* **DIRECTIVE**
Look through the entries below and count the lines with the word "caption" in them; give only the number.

* **DATASET ENTRIES**
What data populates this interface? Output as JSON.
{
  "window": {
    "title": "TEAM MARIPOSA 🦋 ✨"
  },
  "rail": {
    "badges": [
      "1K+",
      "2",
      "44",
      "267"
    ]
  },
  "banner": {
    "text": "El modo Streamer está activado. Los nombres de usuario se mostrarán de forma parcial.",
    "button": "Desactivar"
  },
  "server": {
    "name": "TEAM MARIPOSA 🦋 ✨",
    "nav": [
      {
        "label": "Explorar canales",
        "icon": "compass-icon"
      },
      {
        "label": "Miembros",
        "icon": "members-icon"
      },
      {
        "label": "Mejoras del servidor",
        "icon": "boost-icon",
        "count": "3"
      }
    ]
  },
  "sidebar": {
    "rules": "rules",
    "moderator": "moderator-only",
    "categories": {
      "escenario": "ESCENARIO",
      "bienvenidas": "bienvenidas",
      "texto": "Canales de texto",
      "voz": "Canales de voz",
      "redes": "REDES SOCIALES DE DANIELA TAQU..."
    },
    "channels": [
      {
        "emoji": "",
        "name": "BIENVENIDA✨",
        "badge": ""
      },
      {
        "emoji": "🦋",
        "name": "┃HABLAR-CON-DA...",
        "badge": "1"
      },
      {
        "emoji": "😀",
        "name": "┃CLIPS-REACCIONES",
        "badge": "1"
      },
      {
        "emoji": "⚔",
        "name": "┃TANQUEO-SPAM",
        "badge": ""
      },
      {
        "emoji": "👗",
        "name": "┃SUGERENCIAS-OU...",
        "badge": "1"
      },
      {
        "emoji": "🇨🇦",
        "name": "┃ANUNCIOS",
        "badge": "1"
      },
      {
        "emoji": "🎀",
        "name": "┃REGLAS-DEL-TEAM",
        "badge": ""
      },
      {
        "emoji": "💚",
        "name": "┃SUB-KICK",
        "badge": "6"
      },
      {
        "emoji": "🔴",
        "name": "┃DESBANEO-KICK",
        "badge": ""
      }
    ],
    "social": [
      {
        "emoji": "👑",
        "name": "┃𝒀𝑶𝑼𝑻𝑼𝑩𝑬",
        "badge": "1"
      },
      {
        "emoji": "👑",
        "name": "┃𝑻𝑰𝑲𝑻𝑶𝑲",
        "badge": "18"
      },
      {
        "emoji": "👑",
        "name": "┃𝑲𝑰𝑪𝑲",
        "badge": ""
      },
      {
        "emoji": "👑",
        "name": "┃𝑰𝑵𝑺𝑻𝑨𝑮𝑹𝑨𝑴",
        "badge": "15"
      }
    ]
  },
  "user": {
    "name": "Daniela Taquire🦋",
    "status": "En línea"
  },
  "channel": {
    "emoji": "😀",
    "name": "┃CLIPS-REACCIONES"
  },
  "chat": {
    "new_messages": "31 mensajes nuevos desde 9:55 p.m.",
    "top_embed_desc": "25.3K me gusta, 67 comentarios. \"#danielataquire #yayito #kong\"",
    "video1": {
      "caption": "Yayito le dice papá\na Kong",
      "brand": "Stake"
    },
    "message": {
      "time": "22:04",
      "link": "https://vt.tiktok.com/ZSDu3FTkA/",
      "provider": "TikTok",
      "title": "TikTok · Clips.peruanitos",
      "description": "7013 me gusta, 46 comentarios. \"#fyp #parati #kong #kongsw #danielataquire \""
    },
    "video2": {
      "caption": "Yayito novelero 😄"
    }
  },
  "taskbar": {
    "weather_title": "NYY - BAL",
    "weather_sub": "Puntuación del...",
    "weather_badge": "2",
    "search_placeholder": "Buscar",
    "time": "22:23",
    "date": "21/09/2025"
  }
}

* **THE ANSWER**
2